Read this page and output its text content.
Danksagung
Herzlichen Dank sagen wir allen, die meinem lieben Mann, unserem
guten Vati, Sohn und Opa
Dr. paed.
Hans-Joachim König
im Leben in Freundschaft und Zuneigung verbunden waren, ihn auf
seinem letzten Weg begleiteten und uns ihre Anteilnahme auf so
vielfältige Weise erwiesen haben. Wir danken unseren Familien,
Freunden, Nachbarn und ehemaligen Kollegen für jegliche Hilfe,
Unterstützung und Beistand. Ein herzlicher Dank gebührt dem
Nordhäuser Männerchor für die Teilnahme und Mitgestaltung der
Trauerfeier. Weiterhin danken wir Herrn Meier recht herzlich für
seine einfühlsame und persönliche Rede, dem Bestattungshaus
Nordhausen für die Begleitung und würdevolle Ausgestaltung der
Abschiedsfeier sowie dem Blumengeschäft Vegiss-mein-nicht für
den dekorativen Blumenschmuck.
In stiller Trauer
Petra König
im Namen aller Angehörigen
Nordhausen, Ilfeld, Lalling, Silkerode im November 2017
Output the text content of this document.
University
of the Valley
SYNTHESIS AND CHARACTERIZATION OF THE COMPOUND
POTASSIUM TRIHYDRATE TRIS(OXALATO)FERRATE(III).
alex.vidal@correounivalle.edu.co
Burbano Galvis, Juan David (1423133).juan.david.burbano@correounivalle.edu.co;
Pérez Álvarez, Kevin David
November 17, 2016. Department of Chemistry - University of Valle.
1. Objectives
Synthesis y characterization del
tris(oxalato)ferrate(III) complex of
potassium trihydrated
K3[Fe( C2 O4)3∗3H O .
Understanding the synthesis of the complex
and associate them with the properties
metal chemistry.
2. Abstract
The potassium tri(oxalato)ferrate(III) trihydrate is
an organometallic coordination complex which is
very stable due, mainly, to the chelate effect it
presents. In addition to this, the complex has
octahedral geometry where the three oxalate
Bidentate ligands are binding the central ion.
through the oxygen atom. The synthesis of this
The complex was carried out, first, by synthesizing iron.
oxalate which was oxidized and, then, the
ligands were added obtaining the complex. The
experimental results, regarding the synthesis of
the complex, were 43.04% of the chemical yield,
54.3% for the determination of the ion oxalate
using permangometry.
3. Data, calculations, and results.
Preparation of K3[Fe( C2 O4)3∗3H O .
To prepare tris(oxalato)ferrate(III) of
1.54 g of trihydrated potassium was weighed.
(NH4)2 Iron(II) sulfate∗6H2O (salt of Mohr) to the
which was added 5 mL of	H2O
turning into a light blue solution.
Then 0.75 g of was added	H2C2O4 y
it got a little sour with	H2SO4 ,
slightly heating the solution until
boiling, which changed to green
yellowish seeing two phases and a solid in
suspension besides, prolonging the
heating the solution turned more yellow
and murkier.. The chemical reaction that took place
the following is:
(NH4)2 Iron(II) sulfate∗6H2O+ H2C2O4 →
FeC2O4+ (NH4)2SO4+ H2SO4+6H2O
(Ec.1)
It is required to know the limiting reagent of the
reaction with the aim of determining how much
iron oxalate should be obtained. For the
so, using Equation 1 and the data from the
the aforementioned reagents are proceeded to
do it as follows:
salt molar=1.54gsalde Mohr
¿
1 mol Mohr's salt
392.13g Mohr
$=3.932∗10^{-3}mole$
-.-.-
## Your instructions
Your task is to quote all of the data word for word.

## Result of the exercise
Read this page and output its text content.
Danksagung
Herzlichen Dank sagen wir allen, die meinem lieben Mann, unserem
guten Vati, Sohn und Opa
Dr. paed.
Hans-Joachim König
im Leben in Freundschaft und Zuneigung verbunden waren, ihn auf
seinem letzten Weg begleiteten und uns ihre Anteilnahme auf so
vielfältige Weise erwiesen haben. Wir danken unseren Familien,
Freunden, Nachbarn und ehemaligen Kollegen für jegliche Hilfe,
Unterstützung und Beistand. Ein herzlicher Dank gebührt dem
Nordhäuser Männerchor für die Teilnahme und Mitgestaltung der
Trauerfeier. Weiterhin danken wir Herrn Meier recht herzlich für
seine einfühlsame und persönliche Rede, dem Bestattungshaus
Nordhausen für die Begleitung und würdevolle Ausgestaltung der
Abschiedsfeier sowie dem Blumengeschäft Vegiss-mein-nicht für
den dekorativen Blumenschmuck.
In stiller Trauer
Petra König
im Namen aller Angehörigen
Nordhausen, Ilfeld, Lalling, Silkerode im November 2017
Output the text content of this document.
University
of the Valley
SYNTHESIS AND CHARACTERIZATION OF THE COMPOUND
POTASSIUM TRIHYDRATE TRIS(OXALATO)FERRATE(III).
alex.vidal@correounivalle.edu.co
Burbano Galvis, Juan David (1423133).juan.david.burbano@correounivalle.edu.co;
Pérez Álvarez, Kevin David
November 17, 2016. Department of Chemistry - University of Valle.
1. Objectives
Synthesis y characterization del
tris(oxalato)ferrate(III) complex of
potassium trihydrated
K3[Fe( C2 O4)3∗3H O .
Understanding the synthesis of the complex
and associate them with the properties
metal chemistry.
2. Abstract
The potassium tri(oxalato)ferrate(III) trihydrate is
an organometallic coordination complex which is
very stable due, mainly, to the chelate effect it
presents. In addition to this, the complex has
octahedral geometry where the three oxalate
Bidentate ligands are binding the central ion.
through the oxygen atom. The synthesis of this
The complex was carried out, first, by synthesizing iron.
oxalate which was oxidized and, then, the
ligands were added obtaining the complex. The
experimental results, regarding the synthesis of
the complex, were 43.04% of the chemical yield,
54.3% for the determination of the ion oxalate
using permangometry.
3. Data, calculations, and results.
Preparation of K3[Fe( C2 O4)3∗3H O .
To prepare tris(oxalato)ferrate(III) of
1.54 g of trihydrated potassium was weighed.
(NH4)2 Iron(II) sulfate∗6H2O (salt of Mohr) to the
which was added 5 mL of	H2O
turning into a light blue solution.
Then 0.75 g of was added	H2C2O4 y
it got a little sour with	H2SO4 ,
slightly heating the solution until
boiling, which changed to green
yellowish seeing two phases and a solid in
suspension besides, prolonging the
heating the solution turned more yellow
and murkier.. The chemical reaction that took place
the following is:
(NH4)2 Iron(II) sulfate∗6H2O+ H2C2O4 →
FeC2O4+ (NH4)2SO4+ H2SO4+6H2O
(Ec.1)
It is required to know the limiting reagent of the
reaction with the aim of determining how much
iron oxalate should be obtained. For the
so, using Equation 1 and the data from the
the aforementioned reagents are proceeded to
do it as follows:
salt molar=1.54gsalde Mohr
¿
1 mol Mohr's salt
392.13g Mohr
$=3.932∗10^{-3}mole$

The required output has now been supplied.